Raw records:

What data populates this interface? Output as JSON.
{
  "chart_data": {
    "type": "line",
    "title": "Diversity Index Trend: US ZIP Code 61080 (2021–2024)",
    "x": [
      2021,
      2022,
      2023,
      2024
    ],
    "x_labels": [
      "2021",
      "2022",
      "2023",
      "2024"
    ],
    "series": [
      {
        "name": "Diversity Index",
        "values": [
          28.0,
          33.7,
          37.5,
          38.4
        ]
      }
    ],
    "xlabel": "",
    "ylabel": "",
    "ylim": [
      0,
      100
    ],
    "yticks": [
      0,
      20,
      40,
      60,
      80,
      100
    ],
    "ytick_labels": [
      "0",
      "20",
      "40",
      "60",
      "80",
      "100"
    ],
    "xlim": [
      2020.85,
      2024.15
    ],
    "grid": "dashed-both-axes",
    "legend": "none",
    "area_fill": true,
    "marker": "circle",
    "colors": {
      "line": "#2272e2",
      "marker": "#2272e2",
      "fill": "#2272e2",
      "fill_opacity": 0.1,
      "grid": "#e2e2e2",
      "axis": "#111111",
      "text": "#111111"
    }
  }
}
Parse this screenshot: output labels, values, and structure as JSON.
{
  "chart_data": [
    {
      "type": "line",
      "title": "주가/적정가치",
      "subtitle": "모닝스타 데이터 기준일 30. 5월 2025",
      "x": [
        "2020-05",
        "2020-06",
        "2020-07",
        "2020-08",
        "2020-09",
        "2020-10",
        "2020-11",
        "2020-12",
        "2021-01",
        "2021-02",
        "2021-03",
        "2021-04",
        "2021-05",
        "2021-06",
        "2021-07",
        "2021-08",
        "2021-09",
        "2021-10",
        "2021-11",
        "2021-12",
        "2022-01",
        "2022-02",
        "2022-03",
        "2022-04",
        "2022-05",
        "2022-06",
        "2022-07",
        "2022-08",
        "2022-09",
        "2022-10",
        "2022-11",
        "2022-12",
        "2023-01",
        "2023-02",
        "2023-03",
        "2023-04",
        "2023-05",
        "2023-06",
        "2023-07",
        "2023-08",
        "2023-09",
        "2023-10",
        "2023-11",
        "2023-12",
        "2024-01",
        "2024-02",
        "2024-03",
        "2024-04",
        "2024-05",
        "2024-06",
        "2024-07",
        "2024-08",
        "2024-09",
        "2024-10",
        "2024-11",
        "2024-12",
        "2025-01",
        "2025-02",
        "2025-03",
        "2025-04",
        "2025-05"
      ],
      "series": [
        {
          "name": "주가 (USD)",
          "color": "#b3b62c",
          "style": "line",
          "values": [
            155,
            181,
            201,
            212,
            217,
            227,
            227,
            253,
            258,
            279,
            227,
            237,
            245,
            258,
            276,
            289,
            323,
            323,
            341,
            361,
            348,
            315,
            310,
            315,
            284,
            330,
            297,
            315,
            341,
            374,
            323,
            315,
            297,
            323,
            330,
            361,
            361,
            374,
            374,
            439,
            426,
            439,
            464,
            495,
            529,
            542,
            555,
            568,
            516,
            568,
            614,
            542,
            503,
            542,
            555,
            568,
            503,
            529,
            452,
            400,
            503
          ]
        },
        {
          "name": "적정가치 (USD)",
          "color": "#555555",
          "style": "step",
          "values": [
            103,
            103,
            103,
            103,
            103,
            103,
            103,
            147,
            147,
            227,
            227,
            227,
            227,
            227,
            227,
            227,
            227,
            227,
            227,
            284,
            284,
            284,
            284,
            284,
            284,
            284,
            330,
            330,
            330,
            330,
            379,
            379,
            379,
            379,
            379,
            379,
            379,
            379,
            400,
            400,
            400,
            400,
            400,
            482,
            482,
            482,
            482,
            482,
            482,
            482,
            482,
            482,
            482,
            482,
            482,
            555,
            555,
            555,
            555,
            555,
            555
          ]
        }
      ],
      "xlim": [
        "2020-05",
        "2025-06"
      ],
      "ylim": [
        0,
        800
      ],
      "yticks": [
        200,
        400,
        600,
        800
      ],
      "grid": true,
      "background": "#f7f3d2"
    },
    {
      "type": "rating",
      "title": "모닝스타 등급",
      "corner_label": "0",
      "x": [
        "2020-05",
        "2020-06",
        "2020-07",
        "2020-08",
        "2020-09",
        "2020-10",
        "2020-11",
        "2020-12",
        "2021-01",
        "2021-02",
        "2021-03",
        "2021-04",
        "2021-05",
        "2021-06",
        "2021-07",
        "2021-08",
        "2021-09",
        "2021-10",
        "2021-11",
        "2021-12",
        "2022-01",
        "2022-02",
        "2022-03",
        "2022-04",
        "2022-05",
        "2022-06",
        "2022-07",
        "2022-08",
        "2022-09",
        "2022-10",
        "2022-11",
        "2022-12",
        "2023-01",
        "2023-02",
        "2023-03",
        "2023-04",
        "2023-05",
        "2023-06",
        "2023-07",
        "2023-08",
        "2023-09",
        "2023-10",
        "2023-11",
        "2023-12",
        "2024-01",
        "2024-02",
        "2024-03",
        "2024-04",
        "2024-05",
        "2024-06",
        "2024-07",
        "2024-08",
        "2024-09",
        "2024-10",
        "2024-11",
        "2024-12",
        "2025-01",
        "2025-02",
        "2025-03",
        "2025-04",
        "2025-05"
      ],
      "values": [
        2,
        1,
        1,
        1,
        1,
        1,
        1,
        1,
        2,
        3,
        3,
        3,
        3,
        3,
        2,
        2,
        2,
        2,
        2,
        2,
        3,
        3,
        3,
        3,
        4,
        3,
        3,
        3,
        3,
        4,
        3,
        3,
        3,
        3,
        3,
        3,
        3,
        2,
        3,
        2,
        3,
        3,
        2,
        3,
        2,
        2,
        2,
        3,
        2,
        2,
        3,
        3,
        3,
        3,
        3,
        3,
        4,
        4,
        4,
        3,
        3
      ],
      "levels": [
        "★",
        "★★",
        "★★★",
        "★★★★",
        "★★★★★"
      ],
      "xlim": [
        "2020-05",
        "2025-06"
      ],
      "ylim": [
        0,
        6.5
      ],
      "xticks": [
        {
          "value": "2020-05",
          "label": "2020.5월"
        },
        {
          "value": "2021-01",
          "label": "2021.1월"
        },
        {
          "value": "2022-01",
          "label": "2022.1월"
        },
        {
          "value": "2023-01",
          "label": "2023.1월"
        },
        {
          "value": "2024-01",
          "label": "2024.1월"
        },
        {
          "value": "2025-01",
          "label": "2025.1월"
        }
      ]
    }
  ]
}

- TO DO -
Reproduce the data in full, exactly as presented.

- TASK RESPONSE -
What data populates this interface? Output as JSON.
{
  "chart_data": {
    "type": "line",
    "title": "Diversity Index Trend: US ZIP Code 61080 (2021–2024)",
    "x": [
      2021,
      2022,
      2023,
      2024
    ],
    "x_labels": [
      "2021",
      "2022",
      "2023",
      "2024"
    ],
    "series": [
      {
        "name": "Diversity Index",
        "values": [
          28.0,
          33.7,
          37.5,
          38.4
        ]
      }
    ],
    "xlabel": "",
    "ylabel": "",
    "ylim": [
      0,
      100
    ],
    "yticks": [
      0,
      20,
      40,
      60,
      80,
      100
    ],
    "ytick_labels": [
      "0",
      "20",
      "40",
      "60",
      "80",
      "100"
    ],
    "xlim": [
      2020.85,
      2024.15
    ],
    "grid": "dashed-both-axes",
    "legend": "none",
    "area_fill": true,
    "marker": "circle",
    "colors": {
      "line": "#2272e2",
      "marker": "#2272e2",
      "fill": "#2272e2",
      "fill_opacity": 0.1,
      "grid": "#e2e2e2",
      "axis": "#111111",
      "text": "#111111"
    }
  }
}
Parse this screenshot: output labels, values, and structure as JSON.
{
  "chart_data": [
    {
      "type": "line",
      "title": "주가/적정가치",
      "subtitle": "모닝스타 데이터 기준일 30. 5월 2025",
      "x": [
        "2020-05",
        "2020-06",
        "2020-07",
        "2020-08",
        "2020-09",
        "2020-10",
        "2020-11",
        "2020-12",
        "2021-01",
        "2021-02",
        "2021-03",
        "2021-04",
        "2021-05",
        "2021-06",
        "2021-07",
        "2021-08",
        "2021-09",
        "2021-10",
        "2021-11",
        "2021-12",
        "2022-01",
        "2022-02",
        "2022-03",
        "2022-04",
        "2022-05",
        "2022-06",
        "2022-07",
        "2022-08",
        "2022-09",
        "2022-10",
        "2022-11",
        "2022-12",
        "2023-01",
        "2023-02",
        "2023-03",
        "2023-04",
        "2023-05",
        "2023-06",
        "2023-07",
        "2023-08",
        "2023-09",
        "2023-10",
        "2023-11",
        "2023-12",
        "2024-01",
        "2024-02",
        "2024-03",
        "2024-04",
        "2024-05",
        "2024-06",
        "2024-07",
        "2024-08",
        "2024-09",
        "2024-10",
        "2024-11",
        "2024-12",
        "2025-01",
        "2025-02",
        "2025-03",
        "2025-04",
        "2025-05"
      ],
      "series": [
        {
          "name": "주가 (USD)",
          "color": "#b3b62c",
          "style": "line",
          "values": [
            155,
            181,
            201,
            212,
            217,
            227,
            227,
            253,
            258,
            279,
            227,
            237,
            245,
            258,
            276,
            289,
            323,
            323,
            341,
            361,
            348,
            315,
            310,
            315,
            284,
            330,
            297,
            315,
            341,
            374,
            323,
            315,
            297,
            323,
            330,
            361,
            361,
            374,
            374,
            439,
            426,
            439,
            464,
            495,
            529,
            542,
            555,
            568,
            516,
            568,
            614,
            542,
            503,
            542,
            555,
            568,
            503,
            529,
            452,
            400,
            503
          ]
        },
        {
          "name": "적정가치 (USD)",
          "color": "#555555",
          "style": "step",
          "values": [
            103,
            103,
            103,
            103,
            103,
            103,
            103,
            147,
            147,
            227,
            227,
            227,
            227,
            227,
            227,
            227,
            227,
            227,
            227,
            284,
            284,
            284,
            284,
            284,
            284,
            284,
            330,
            330,
            330,
            330,
            379,
            379,
            379,
            379,
            379,
            379,
            379,
            379,
            400,
            400,
            400,
            400,
            400,
            482,
            482,
            482,
            482,
            482,
            482,
            482,
            482,
            482,
            482,
            482,
            482,
            555,
            555,
            555,
            555,
            555,
            555
          ]
        }
      ],
      "xlim": [
        "2020-05",
        "2025-06"
      ],
      "ylim": [
        0,
        800
      ],
      "yticks": [
        200,
        400,
        600,
        800
      ],
      "grid": true,
      "background": "#f7f3d2"
    },
    {
      "type": "rating",
      "title": "모닝스타 등급",
      "corner_label": "0",
      "x": [
        "2020-05",
        "2020-06",
        "2020-07",
        "2020-08",
        "2020-09",
        "2020-10",
        "2020-11",
        "2020-12",
        "2021-01",
        "2021-02",
        "2021-03",
        "2021-04",
        "2021-05",
        "2021-06",
        "2021-07",
        "2021-08",
        "2021-09",
        "2021-10",
        "2021-11",
        "2021-12",
        "2022-01",
        "2022-02",
        "2022-03",
        "2022-04",
        "2022-05",
        "2022-06",
        "2022-07",
        "2022-08",
        "2022-09",
        "2022-10",
        "2022-11",
        "2022-12",
        "2023-01",
        "2023-02",
        "2023-03",
        "2023-04",
        "2023-05",
        "2023-06",
        "2023-07",
        "2023-08",
        "2023-09",
        "2023-10",
        "2023-11",
        "2023-12",
        "2024-01",
        "2024-02",
        "2024-03",
        "2024-04",
        "2024-05",
        "2024-06",
        "2024-07",
        "2024-08",
        "2024-09",
        "2024-10",
        "2024-11",
        "2024-12",
        "2025-01",
        "2025-02",
        "2025-03",
        "2025-04",
        "2025-05"
      ],
      "values": [
        2,
        1,
        1,
        1,
        1,
        1,
        1,
        1,
        2,
        3,
        3,
        3,
        3,
        3,
        2,
        2,
        2,
        2,
        2,
        2,
        3,
        3,
        3,
        3,
        4,
        3,
        3,
        3,
        3,
        4,
        3,
        3,
        3,
        3,
        3,
        3,
        3,
        2,
        3,
        2,
        3,
        3,
        2,
        3,
        2,
        2,
        2,
        3,
        2,
        2,
        3,
        3,
        3,
        3,
        3,
        3,
        4,
        4,
        4,
        3,
        3
      ],
      "levels": [
        "★",
        "★★",
        "★★★",
        "★★★★",
        "★★★★★"
      ],
      "xlim": [
        "2020-05",
        "2025-06"
      ],
      "ylim": [
        0,
        6.5
      ],
      "xticks": [
        {
          "value": "2020-05",
          "label": "2020.5월"
        },
        {
          "value": "2021-01",
          "label": "2021.1월"
        },
        {
          "value": "2022-01",
          "label": "2022.1월"
        },
        {
          "value": "2023-01",
          "label": "2023.1월"
        },
        {
          "value": "2024-01",
          "label": "2024.1월"
        },
        {
          "value": "2025-01",
          "label": "2025.1월"
        }
      ]
    }
  ]
}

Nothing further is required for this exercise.